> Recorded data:
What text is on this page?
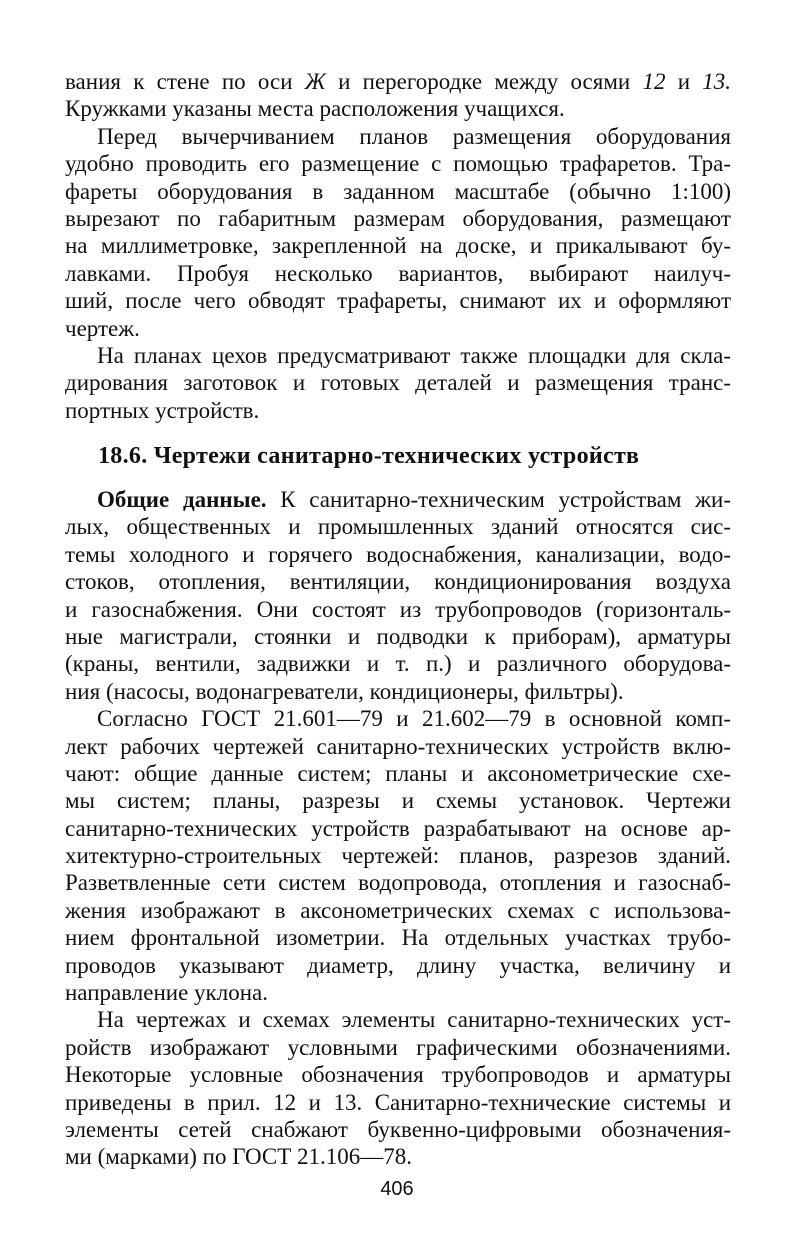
вания к стене по оси Ж и перегородке между осями 12 и 13.
Кружками указаны места расположения учащихся.
Перед вычерчиванием планов размещения оборудования
удобно проводить его размещение с помощью трафаретов. Тра-
фареты оборудования в заданном масштабе (обычно 1:100)
вырезают по габаритным размерам оборудования, размещают
на миллиметровке, закрепленной на доске, и прикалывают бу-
лавками. Пробуя несколько вариантов, выбирают наилуч-
ший, после чего обводят трафареты, снимают их и оформляют
чертеж.
На планах цехов предусматривают также площадки для скла-
дирования заготовок и готовых деталей и размещения транс-
портных устройств.
18.6. Чертежи санитарно-технических устройств
Общие данные. К санитарно-техническим устройствам жи-
лых, общественных и промышленных зданий относятся сис-
темы холодного и горячего водоснабжения, канализации, водо-
стоков, отопления, вентиляции, кондиционирования воздуха
и газоснабжения. Они состоят из трубопроводов (горизонталь-
ные магистрали, стоянки и подводки к приборам), арматуры
(краны, вентили, задвижки и т. п.) и различного оборудова-
ния (насосы, водонагреватели, кондиционеры, фильтры).
Согласно ГОСТ 21.601—79 и 21.602—79 в основной комп-
лект рабочих чертежей санитарно-технических устройств вклю-
чают: общие данные систем; планы и аксонометрические схе-
мы систем; планы, разрезы и схемы установок. Чертежи
санитарно-технических устройств разрабатывают на основе ар-
хитектурно-строительных чертежей: планов, разрезов зданий.
Разветвленные сети систем водопровода, отопления и газоснаб-
жения изображают в аксонометрических схемах с использова-
нием фронтальной изометрии. На отдельных участках трубо-
проводов указывают диаметр, длину участка, величину и
направление уклона.
На чертежах и схемах элементы санитарно-технических уст-
ройств изображают условными графическими обозначениями.
Некоторые условные обозначения трубопроводов и арматуры
приведены в прил. 12 и 13. Санитарно-технические системы и
элементы сетей снабжают буквенно-цифровыми обозначения-
ми (марками) по ГОСТ 21.106—78.
406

> Do this: Write down only how many lines in the listing contain the word "чертежей".

> Response to the task: 2